- Excerpted records:
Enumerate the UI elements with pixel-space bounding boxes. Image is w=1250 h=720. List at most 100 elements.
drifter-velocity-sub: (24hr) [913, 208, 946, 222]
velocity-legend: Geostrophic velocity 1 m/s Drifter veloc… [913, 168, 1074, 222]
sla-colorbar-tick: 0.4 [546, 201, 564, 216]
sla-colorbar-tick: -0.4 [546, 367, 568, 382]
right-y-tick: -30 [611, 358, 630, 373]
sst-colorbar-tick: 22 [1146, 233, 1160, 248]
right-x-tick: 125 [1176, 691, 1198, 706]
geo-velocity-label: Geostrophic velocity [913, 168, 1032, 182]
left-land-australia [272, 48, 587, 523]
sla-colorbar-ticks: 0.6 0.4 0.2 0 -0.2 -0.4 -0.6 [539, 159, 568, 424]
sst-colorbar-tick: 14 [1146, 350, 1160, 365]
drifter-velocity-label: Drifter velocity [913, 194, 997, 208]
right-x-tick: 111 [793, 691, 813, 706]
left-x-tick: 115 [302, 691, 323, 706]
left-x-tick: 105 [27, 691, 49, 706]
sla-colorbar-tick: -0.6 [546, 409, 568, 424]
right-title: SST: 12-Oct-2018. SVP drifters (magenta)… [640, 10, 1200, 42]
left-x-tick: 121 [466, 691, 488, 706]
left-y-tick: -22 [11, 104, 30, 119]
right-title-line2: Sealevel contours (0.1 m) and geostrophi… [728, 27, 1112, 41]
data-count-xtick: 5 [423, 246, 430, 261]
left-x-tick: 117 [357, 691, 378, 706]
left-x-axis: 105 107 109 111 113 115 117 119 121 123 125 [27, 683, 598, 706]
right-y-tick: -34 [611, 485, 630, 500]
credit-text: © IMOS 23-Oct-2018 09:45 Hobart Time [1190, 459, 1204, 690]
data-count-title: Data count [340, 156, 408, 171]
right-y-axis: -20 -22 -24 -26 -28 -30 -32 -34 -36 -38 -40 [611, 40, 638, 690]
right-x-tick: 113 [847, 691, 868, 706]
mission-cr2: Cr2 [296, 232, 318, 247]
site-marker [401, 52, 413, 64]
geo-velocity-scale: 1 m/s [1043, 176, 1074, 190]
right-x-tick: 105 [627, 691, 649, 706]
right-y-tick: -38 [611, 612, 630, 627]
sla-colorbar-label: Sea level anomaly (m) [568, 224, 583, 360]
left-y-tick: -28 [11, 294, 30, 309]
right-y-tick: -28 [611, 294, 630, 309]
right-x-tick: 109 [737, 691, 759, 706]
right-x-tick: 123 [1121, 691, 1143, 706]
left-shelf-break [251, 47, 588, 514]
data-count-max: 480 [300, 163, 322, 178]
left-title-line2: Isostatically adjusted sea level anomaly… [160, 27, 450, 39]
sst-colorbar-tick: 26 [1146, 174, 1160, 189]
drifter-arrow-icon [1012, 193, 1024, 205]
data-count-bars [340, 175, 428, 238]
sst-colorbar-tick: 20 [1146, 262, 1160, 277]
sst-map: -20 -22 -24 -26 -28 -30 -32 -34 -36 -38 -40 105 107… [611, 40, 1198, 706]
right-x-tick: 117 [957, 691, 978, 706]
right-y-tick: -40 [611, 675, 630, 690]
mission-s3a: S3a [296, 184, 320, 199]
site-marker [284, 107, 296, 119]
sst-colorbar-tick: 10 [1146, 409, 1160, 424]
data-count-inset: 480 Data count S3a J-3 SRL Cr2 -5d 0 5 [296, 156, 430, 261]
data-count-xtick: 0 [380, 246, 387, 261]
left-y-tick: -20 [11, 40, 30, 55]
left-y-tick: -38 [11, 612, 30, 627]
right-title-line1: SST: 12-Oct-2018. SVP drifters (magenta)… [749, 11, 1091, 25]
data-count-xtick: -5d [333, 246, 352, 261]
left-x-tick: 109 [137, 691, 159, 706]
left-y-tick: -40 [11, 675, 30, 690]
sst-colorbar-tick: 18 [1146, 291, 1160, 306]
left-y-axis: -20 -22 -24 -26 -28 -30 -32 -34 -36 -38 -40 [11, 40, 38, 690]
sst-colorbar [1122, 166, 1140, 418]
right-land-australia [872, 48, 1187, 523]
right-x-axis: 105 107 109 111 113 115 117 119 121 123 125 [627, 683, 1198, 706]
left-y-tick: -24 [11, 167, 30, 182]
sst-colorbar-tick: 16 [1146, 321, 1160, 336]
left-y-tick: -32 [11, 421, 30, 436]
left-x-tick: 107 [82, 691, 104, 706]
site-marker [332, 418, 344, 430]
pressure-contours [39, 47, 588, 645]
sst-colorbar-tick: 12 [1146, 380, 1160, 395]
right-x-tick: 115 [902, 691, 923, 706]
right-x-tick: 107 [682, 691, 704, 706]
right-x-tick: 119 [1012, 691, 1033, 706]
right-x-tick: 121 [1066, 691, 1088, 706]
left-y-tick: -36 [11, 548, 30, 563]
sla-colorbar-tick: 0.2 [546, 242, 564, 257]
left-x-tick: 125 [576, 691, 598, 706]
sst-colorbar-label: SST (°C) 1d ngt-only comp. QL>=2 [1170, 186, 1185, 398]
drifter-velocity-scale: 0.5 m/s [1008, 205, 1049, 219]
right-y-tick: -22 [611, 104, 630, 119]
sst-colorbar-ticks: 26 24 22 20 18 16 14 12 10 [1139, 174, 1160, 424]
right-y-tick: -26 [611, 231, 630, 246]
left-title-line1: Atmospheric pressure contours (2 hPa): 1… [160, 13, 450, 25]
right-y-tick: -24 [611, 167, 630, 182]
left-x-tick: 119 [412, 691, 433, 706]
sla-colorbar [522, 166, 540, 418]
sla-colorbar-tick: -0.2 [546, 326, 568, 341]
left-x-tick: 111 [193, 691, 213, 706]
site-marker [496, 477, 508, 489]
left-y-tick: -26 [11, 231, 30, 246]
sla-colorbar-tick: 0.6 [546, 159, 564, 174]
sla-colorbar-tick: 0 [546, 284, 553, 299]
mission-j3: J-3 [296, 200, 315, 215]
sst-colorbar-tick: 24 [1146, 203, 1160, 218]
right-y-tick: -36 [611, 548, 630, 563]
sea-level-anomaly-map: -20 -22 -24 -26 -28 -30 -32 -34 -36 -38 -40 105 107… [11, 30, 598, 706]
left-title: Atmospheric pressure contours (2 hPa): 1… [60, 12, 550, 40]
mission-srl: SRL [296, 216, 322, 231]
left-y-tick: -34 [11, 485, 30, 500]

- Requirements: Rewrite all the lines of the records above, changing every "site-marker" to "station-marker" and leaving everything else the same.

- Problem solution:
Enumerate the UI elements with pixel-space bounding boxes. Image is w=1250 h=720. List at most 100 elements.
drifter-velocity-sub: (24hr) [913, 208, 946, 222]
velocity-legend: Geostrophic velocity 1 m/s Drifter veloc… [913, 168, 1074, 222]
sla-colorbar-tick: 0.4 [546, 201, 564, 216]
sla-colorbar-tick: -0.4 [546, 367, 568, 382]
right-y-tick: -30 [611, 358, 630, 373]
sst-colorbar-tick: 22 [1146, 233, 1160, 248]
right-x-tick: 125 [1176, 691, 1198, 706]
geo-velocity-label: Geostrophic velocity [913, 168, 1032, 182]
left-land-australia [272, 48, 587, 523]
sla-colorbar-ticks: 0.6 0.4 0.2 0 -0.2 -0.4 -0.6 [539, 159, 568, 424]
sst-colorbar-tick: 14 [1146, 350, 1160, 365]
drifter-velocity-label: Drifter velocity [913, 194, 997, 208]
right-x-tick: 111 [793, 691, 813, 706]
left-x-tick: 115 [302, 691, 323, 706]
left-x-tick: 105 [27, 691, 49, 706]
sla-colorbar-tick: -0.6 [546, 409, 568, 424]
right-title: SST: 12-Oct-2018. SVP drifters (magenta)… [640, 10, 1200, 42]
left-x-tick: 121 [466, 691, 488, 706]
left-y-tick: -22 [11, 104, 30, 119]
right-title-line2: Sealevel contours (0.1 m) and geostrophi… [728, 27, 1112, 41]
data-count-xtick: 5 [423, 246, 430, 261]
left-x-tick: 117 [357, 691, 378, 706]
left-x-axis: 105 107 109 111 113 115 117 119 121 123 125 [27, 683, 598, 706]
right-y-tick: -34 [611, 485, 630, 500]
credit-text: © IMOS 23-Oct-2018 09:45 Hobart Time [1190, 459, 1204, 690]
data-count-title: Data count [340, 156, 408, 171]
right-y-axis: -20 -22 -24 -26 -28 -30 -32 -34 -36 -38 -40 [611, 40, 638, 690]
right-x-tick: 113 [847, 691, 868, 706]
mission-cr2: Cr2 [296, 232, 318, 247]
station-marker [401, 52, 413, 64]
geo-velocity-scale: 1 m/s [1043, 176, 1074, 190]
right-x-tick: 105 [627, 691, 649, 706]
right-y-tick: -38 [611, 612, 630, 627]
sla-colorbar-label: Sea level anomaly (m) [568, 224, 583, 360]
left-y-tick: -28 [11, 294, 30, 309]
right-y-tick: -28 [611, 294, 630, 309]
right-x-tick: 109 [737, 691, 759, 706]
right-x-tick: 123 [1121, 691, 1143, 706]
left-shelf-break [251, 47, 588, 514]
data-count-max: 480 [300, 163, 322, 178]
left-title-line2: Isostatically adjusted sea level anomaly… [160, 27, 450, 39]
sst-colorbar-tick: 26 [1146, 174, 1160, 189]
drifter-arrow-icon [1012, 193, 1024, 205]
data-count-bars [340, 175, 428, 238]
sst-colorbar-tick: 20 [1146, 262, 1160, 277]
sst-map: -20 -22 -24 -26 -28 -30 -32 -34 -36 -38 -40 105 107… [611, 40, 1198, 706]
right-x-tick: 117 [957, 691, 978, 706]
right-y-tick: -40 [611, 675, 630, 690]
mission-s3a: S3a [296, 184, 320, 199]
station-marker [284, 107, 296, 119]
sst-colorbar-tick: 10 [1146, 409, 1160, 424]
data-count-inset: 480 Data count S3a J-3 SRL Cr2 -5d 0 5 [296, 156, 430, 261]
data-count-xtick: 0 [380, 246, 387, 261]
left-y-tick: -20 [11, 40, 30, 55]
left-y-tick: -38 [11, 612, 30, 627]
right-title-line1: SST: 12-Oct-2018. SVP drifters (magenta)… [749, 11, 1091, 25]
data-count-xtick: -5d [333, 246, 352, 261]
left-x-tick: 109 [137, 691, 159, 706]
left-y-tick: -40 [11, 675, 30, 690]
sst-colorbar-tick: 18 [1146, 291, 1160, 306]
left-y-axis: -20 -22 -24 -26 -28 -30 -32 -34 -36 -38 -40 [11, 40, 38, 690]
sst-colorbar [1122, 166, 1140, 418]
right-land-australia [872, 48, 1187, 523]
right-x-axis: 105 107 109 111 113 115 117 119 121 123 125 [627, 683, 1198, 706]
left-y-tick: -24 [11, 167, 30, 182]
sst-colorbar-tick: 16 [1146, 321, 1160, 336]
left-y-tick: -32 [11, 421, 30, 436]
left-x-tick: 107 [82, 691, 104, 706]
station-marker [332, 418, 344, 430]
pressure-contours [39, 47, 588, 645]
sst-colorbar-tick: 12 [1146, 380, 1160, 395]
right-x-tick: 115 [902, 691, 923, 706]
right-x-tick: 107 [682, 691, 704, 706]
right-x-tick: 119 [1012, 691, 1033, 706]
right-x-tick: 121 [1066, 691, 1088, 706]
left-y-tick: -36 [11, 548, 30, 563]
sla-colorbar-tick: 0.2 [546, 242, 564, 257]
left-x-tick: 125 [576, 691, 598, 706]
sst-colorbar-label: SST (°C) 1d ngt-only comp. QL>=2 [1170, 186, 1185, 398]
drifter-velocity-scale: 0.5 m/s [1008, 205, 1049, 219]
right-y-tick: -22 [611, 104, 630, 119]
sst-colorbar-ticks: 26 24 22 20 18 16 14 12 10 [1139, 174, 1160, 424]
right-y-tick: -26 [611, 231, 630, 246]
left-title-line1: Atmospheric pressure contours (2 hPa): 1… [160, 13, 450, 25]
right-y-tick: -24 [611, 167, 630, 182]
left-x-tick: 119 [412, 691, 433, 706]
sla-colorbar [522, 166, 540, 418]
sla-colorbar-tick: -0.2 [546, 326, 568, 341]
left-x-tick: 111 [193, 691, 213, 706]
station-marker [496, 477, 508, 489]
left-y-tick: -26 [11, 231, 30, 246]
sla-colorbar-tick: 0.6 [546, 159, 564, 174]
sla-colorbar-tick: 0 [546, 284, 553, 299]
mission-j3: J-3 [296, 200, 315, 215]
sst-colorbar-tick: 24 [1146, 203, 1160, 218]
right-y-tick: -36 [611, 548, 630, 563]
sea-level-anomaly-map: -20 -22 -24 -26 -28 -30 -32 -34 -36 -38 -40 105 107… [11, 30, 598, 706]
left-title: Atmospheric pressure contours (2 hPa): 1… [60, 12, 550, 40]
mission-srl: SRL [296, 216, 322, 231]
left-y-tick: -34 [11, 485, 30, 500]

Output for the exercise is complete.